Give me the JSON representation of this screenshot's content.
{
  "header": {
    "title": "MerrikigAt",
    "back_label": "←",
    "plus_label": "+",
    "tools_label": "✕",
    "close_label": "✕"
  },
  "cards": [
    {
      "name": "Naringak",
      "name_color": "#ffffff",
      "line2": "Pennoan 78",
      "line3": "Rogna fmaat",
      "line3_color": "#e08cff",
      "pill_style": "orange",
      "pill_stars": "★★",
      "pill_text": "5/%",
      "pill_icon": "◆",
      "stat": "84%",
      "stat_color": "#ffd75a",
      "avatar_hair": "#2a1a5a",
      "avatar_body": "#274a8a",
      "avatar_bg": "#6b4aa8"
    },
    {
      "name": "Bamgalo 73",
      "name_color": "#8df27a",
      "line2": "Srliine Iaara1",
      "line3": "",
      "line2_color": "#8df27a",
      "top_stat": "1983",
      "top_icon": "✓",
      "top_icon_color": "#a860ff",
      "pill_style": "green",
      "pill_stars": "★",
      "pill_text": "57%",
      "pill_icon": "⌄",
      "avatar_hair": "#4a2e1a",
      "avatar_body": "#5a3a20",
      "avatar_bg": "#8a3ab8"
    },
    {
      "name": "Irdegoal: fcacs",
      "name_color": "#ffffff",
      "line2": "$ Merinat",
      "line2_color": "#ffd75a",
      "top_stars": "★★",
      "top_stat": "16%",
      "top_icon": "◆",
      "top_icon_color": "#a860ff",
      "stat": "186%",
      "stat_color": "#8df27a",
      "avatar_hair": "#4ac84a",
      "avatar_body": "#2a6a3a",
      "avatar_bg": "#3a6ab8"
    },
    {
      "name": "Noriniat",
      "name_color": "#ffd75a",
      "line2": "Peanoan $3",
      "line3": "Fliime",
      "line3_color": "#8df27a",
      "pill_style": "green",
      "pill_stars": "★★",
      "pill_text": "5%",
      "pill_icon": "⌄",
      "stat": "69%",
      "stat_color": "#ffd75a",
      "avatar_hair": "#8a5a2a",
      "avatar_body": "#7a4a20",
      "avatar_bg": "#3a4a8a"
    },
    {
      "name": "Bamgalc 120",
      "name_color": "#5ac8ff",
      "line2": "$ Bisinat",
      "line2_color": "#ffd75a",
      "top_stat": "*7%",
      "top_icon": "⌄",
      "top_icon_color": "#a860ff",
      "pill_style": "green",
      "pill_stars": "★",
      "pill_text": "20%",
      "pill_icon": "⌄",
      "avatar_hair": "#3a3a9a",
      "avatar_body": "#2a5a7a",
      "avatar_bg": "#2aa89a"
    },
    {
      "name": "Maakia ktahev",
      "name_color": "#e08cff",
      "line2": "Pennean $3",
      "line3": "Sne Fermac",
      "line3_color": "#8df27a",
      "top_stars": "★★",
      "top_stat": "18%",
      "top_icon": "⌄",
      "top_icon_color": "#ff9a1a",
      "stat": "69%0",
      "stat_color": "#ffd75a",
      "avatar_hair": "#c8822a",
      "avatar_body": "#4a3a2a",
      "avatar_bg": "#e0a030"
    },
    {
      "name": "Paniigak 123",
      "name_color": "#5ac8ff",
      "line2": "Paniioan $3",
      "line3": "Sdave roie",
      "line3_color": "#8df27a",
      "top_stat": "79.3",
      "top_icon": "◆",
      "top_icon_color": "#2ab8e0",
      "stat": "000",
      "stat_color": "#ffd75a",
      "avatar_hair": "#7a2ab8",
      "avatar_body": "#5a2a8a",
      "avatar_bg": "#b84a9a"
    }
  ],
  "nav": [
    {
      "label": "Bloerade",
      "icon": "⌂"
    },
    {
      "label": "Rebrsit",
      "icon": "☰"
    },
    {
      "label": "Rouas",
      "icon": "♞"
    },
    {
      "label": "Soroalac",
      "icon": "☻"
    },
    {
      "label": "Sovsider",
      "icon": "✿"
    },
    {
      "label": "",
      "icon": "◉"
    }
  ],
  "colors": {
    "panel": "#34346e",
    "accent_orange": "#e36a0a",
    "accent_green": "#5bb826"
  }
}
*-*-*
Exercise details. Produce a verbatim transcription of the entries above.

Task response.
Give me the JSON representation of this screenshot's content.
{
  "header": {
    "title": "MerrikigAt",
    "back_label": "←",
    "plus_label": "+",
    "tools_label": "✕",
    "close_label": "✕"
  },
  "cards": [
    {
      "name": "Naringak",
      "name_color": "#ffffff",
      "line2": "Pennoan 78",
      "line3": "Rogna fmaat",
      "line3_color": "#e08cff",
      "pill_style": "orange",
      "pill_stars": "★★",
      "pill_text": "5/%",
      "pill_icon": "◆",
      "stat": "84%",
      "stat_color": "#ffd75a",
      "avatar_hair": "#2a1a5a",
      "avatar_body": "#274a8a",
      "avatar_bg": "#6b4aa8"
    },
    {
      "name": "Bamgalo 73",
      "name_color": "#8df27a",
      "line2": "Srliine Iaara1",
      "line3": "",
      "line2_color": "#8df27a",
      "top_stat": "1983",
      "top_icon": "✓",
      "top_icon_color": "#a860ff",
      "pill_style": "green",
      "pill_stars": "★",
      "pill_text": "57%",
      "pill_icon": "⌄",
      "avatar_hair": "#4a2e1a",
      "avatar_body": "#5a3a20",
      "avatar_bg": "#8a3ab8"
    },
    {
      "name": "Irdegoal: fcacs",
      "name_color": "#ffffff",
      "line2": "$ Merinat",
      "line2_color": "#ffd75a",
      "top_stars": "★★",
      "top_stat": "16%",
      "top_icon": "◆",
      "top_icon_color": "#a860ff",
      "stat": "186%",
      "stat_color": "#8df27a",
      "avatar_hair": "#4ac84a",
      "avatar_body": "#2a6a3a",
      "avatar_bg": "#3a6ab8"
    },
    {
      "name": "Noriniat",
      "name_color": "#ffd75a",
      "line2": "Peanoan $3",
      "line3": "Fliime",
      "line3_color": "#8df27a",
      "pill_style": "green",
      "pill_stars": "★★",
      "pill_text": "5%",
      "pill_icon": "⌄",
      "stat": "69%",
      "stat_color": "#ffd75a",
      "avatar_hair": "#8a5a2a",
      "avatar_body": "#7a4a20",
      "avatar_bg": "#3a4a8a"
    },
    {
      "name": "Bamgalc 120",
      "name_color": "#5ac8ff",
      "line2": "$ Bisinat",
      "line2_color": "#ffd75a",
      "top_stat": "*7%",
      "top_icon": "⌄",
      "top_icon_color": "#a860ff",
      "pill_style": "green",
      "pill_stars": "★",
      "pill_text": "20%",
      "pill_icon": "⌄",
      "avatar_hair": "#3a3a9a",
      "avatar_body": "#2a5a7a",
      "avatar_bg": "#2aa89a"
    },
    {
      "name": "Maakia ktahev",
      "name_color": "#e08cff",
      "line2": "Pennean $3",
      "line3": "Sne Fermac",
      "line3_color": "#8df27a",
      "top_stars": "★★",
      "top_stat": "18%",
      "top_icon": "⌄",
      "top_icon_color": "#ff9a1a",
      "stat": "69%0",
      "stat_color": "#ffd75a",
      "avatar_hair": "#c8822a",
      "avatar_body": "#4a3a2a",
      "avatar_bg": "#e0a030"
    },
    {
      "name": "Paniigak 123",
      "name_color": "#5ac8ff",
      "line2": "Paniioan $3",
      "line3": "Sdave roie",
      "line3_color": "#8df27a",
      "top_stat": "79.3",
      "top_icon": "◆",
      "top_icon_color": "#2ab8e0",
      "stat": "000",
      "stat_color": "#ffd75a",
      "avatar_hair": "#7a2ab8",
      "avatar_body": "#5a2a8a",
      "avatar_bg": "#b84a9a"
    }
  ],
  "nav": [
    {
      "label": "Bloerade",
      "icon": "⌂"
    },
    {
      "label": "Rebrsit",
      "icon": "☰"
    },
    {
      "label": "Rouas",
      "icon": "♞"
    },
    {
      "label": "Soroalac",
      "icon": "☻"
    },
    {
      "label": "Sovsider",
      "icon": "✿"
    },
    {
      "label": "",
      "icon": "◉"
    }
  ],
  "colors": {
    "panel": "#34346e",
    "accent_orange": "#e36a0a",
    "accent_green": "#5bb826"
  }
}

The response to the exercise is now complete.